EXTRACTED ENTRIES:
⁂
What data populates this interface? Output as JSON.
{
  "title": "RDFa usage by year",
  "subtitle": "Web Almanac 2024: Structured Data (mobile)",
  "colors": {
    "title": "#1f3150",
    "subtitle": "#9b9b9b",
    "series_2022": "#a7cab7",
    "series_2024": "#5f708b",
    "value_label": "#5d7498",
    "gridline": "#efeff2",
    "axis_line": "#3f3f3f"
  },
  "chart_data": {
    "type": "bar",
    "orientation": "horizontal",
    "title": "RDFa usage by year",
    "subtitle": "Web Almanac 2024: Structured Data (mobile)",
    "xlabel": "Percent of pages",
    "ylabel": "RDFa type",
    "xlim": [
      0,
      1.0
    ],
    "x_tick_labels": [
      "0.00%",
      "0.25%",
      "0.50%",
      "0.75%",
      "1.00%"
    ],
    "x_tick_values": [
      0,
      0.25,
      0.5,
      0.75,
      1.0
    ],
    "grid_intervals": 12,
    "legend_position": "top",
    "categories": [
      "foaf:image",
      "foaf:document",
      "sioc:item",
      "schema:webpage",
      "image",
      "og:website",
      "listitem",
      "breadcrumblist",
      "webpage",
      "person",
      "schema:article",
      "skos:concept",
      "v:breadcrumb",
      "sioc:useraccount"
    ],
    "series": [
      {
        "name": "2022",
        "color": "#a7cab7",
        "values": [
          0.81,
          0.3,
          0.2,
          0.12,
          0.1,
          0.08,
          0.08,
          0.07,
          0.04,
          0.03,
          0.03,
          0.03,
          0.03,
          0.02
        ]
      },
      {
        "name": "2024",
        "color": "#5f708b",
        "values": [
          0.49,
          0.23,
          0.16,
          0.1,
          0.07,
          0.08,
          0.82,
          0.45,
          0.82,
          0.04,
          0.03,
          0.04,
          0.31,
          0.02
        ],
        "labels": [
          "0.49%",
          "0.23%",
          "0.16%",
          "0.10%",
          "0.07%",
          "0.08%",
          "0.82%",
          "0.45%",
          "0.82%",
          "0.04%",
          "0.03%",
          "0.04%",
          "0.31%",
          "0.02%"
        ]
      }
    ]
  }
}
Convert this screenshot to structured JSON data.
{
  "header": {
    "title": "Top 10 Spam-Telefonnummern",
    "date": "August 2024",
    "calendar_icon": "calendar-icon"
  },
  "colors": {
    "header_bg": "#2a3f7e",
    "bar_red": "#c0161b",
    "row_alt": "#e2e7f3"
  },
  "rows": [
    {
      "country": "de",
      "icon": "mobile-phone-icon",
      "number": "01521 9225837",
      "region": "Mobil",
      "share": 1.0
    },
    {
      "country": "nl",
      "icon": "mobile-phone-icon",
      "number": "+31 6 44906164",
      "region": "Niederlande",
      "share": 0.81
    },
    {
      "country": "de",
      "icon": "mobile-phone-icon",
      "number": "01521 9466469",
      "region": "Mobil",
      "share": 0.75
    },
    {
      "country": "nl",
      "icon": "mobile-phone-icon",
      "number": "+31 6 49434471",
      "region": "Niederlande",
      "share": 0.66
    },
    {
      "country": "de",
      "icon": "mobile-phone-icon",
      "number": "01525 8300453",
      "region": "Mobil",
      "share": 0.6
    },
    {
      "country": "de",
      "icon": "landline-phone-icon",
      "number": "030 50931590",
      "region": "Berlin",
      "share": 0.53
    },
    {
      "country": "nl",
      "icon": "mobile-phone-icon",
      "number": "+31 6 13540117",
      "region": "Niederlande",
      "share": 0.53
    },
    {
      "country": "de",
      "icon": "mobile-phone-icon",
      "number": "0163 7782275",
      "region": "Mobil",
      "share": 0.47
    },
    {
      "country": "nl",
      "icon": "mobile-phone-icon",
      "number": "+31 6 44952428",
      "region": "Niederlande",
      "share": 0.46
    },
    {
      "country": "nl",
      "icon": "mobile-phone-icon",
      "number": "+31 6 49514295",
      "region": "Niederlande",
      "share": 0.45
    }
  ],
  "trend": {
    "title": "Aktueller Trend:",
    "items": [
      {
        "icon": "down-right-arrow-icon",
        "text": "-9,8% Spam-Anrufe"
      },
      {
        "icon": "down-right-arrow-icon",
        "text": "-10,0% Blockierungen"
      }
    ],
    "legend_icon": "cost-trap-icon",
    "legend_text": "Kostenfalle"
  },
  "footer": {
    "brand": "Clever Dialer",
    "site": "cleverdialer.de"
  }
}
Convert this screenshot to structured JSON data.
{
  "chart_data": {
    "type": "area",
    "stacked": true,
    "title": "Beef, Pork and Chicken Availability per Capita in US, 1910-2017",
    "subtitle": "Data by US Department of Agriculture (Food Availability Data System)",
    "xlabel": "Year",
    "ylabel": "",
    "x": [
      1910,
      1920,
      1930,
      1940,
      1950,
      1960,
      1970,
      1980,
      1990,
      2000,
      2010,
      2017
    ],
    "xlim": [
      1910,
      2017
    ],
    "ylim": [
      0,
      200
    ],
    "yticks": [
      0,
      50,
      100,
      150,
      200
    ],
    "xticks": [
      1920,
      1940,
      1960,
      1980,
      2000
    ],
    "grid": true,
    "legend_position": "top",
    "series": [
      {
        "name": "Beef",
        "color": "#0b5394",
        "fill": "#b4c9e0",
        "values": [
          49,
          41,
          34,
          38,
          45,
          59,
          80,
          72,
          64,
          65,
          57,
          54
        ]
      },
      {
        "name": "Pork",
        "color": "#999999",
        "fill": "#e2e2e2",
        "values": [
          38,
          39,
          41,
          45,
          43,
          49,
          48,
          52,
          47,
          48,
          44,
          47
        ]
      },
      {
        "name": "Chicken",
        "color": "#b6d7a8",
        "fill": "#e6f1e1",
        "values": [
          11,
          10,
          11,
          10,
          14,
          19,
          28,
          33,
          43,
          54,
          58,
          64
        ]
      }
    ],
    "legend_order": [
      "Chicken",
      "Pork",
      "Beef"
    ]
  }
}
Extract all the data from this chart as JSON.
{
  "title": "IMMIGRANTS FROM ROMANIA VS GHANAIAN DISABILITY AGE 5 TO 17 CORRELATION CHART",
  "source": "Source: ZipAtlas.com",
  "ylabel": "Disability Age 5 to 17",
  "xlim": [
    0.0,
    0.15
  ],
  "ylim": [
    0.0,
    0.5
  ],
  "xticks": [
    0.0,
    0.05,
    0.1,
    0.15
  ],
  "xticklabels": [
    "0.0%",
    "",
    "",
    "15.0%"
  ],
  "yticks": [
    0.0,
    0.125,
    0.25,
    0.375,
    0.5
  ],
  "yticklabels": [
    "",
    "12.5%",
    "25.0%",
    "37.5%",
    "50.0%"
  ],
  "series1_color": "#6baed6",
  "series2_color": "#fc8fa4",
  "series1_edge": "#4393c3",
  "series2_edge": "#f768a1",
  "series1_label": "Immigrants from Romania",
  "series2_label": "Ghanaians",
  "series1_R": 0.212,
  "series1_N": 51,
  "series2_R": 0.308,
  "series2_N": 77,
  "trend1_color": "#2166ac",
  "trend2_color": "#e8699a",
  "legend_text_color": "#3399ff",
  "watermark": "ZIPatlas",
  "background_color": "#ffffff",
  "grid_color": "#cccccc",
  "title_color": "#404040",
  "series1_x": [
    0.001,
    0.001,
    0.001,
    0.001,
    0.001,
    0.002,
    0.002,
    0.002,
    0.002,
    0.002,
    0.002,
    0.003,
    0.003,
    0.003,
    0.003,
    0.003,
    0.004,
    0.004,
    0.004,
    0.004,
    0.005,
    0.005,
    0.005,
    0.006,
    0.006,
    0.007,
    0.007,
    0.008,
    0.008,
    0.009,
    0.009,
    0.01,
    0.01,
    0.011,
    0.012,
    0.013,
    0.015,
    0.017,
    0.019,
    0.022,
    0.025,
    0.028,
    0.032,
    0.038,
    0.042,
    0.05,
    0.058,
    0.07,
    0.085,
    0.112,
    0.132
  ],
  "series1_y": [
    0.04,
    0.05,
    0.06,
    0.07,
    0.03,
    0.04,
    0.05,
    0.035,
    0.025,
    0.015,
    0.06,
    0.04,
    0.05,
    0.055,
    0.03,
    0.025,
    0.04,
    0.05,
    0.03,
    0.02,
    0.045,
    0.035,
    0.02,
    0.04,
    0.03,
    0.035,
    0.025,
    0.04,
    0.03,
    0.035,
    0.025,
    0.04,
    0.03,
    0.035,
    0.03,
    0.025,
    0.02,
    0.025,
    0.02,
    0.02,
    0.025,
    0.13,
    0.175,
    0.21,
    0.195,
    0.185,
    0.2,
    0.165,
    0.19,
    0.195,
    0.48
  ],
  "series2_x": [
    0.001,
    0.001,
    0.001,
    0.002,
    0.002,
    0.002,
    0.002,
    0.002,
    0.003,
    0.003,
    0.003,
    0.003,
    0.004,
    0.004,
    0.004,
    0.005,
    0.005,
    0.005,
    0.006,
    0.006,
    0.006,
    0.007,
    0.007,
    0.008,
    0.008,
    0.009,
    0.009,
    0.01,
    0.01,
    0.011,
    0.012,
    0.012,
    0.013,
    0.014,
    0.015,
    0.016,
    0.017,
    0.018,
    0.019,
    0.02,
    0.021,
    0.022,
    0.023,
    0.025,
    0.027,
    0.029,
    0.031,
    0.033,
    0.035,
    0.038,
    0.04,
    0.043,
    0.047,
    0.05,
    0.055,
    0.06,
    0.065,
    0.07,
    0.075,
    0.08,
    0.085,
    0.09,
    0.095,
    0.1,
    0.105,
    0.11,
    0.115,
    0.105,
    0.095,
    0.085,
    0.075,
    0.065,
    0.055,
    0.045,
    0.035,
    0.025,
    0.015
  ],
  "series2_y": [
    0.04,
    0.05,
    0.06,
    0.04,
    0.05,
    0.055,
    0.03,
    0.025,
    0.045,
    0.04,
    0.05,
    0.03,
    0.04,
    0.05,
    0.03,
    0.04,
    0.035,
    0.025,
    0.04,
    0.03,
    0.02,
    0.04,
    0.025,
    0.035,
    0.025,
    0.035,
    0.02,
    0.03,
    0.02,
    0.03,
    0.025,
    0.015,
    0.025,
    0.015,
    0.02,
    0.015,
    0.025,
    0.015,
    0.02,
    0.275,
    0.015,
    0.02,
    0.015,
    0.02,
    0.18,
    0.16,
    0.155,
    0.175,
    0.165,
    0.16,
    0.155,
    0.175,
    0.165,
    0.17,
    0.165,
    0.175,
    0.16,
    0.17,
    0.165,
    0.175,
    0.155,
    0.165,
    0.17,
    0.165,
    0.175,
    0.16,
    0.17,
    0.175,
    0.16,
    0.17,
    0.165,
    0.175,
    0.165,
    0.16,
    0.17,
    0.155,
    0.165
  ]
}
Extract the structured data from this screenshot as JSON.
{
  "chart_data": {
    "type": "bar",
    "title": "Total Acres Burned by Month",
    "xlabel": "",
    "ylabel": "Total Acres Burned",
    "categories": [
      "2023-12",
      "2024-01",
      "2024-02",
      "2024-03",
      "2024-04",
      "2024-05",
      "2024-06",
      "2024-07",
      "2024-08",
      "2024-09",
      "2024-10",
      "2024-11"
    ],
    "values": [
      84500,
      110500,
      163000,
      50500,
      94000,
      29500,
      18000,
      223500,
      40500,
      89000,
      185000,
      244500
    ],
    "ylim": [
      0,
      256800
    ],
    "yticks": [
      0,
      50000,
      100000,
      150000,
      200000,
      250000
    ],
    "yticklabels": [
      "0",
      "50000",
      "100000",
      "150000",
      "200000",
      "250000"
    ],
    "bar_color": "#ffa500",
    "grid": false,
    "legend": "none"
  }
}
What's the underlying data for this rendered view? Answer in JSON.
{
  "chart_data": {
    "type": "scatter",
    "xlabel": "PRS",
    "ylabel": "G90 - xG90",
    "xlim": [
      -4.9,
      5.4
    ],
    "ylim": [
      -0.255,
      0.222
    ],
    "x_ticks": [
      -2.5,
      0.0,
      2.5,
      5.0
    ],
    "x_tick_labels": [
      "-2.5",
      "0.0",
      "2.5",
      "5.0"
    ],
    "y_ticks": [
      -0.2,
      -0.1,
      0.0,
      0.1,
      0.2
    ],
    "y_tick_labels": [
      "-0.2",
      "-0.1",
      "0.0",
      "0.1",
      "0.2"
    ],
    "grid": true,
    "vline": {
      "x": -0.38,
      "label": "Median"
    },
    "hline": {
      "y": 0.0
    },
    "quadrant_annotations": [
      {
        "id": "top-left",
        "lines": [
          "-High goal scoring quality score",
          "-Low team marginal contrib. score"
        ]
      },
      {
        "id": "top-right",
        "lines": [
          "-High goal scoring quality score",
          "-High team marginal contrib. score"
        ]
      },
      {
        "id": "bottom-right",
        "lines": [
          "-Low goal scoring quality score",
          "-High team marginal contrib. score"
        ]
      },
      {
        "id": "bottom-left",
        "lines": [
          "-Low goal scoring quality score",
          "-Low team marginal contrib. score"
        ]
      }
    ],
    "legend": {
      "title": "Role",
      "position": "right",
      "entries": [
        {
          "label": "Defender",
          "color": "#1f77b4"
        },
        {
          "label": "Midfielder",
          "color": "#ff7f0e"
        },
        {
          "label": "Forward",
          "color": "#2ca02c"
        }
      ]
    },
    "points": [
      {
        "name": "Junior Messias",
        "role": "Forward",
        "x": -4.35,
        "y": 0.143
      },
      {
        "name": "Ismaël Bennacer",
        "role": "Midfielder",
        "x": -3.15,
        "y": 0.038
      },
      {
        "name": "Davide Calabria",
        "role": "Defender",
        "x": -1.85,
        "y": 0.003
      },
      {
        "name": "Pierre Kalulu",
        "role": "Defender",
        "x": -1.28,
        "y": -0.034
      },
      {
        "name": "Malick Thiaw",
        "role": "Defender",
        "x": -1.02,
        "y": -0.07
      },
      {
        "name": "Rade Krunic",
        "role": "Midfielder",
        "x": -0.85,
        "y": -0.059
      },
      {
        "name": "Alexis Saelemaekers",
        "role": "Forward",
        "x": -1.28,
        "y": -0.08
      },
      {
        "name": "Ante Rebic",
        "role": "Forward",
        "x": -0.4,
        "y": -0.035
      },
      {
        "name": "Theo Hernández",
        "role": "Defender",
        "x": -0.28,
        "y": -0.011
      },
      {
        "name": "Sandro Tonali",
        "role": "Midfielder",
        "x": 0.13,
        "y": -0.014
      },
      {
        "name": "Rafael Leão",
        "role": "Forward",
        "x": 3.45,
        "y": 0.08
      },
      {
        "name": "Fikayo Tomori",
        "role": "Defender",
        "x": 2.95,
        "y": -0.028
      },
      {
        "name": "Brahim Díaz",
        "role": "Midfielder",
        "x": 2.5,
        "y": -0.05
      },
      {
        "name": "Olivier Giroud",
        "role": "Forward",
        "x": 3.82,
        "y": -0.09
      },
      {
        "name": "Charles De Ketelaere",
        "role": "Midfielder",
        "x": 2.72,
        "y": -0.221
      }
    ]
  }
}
⁂
Copy all lines from the data that hold the word "share".

EXERCISE RESULT:
      "share": 1.0
      "share": 0.81
      "share": 0.75
      "share": 0.66
      "share": 0.6
      "share": 0.53
      "share": 0.53
      "share": 0.47
      "share": 0.46
      "share": 0.45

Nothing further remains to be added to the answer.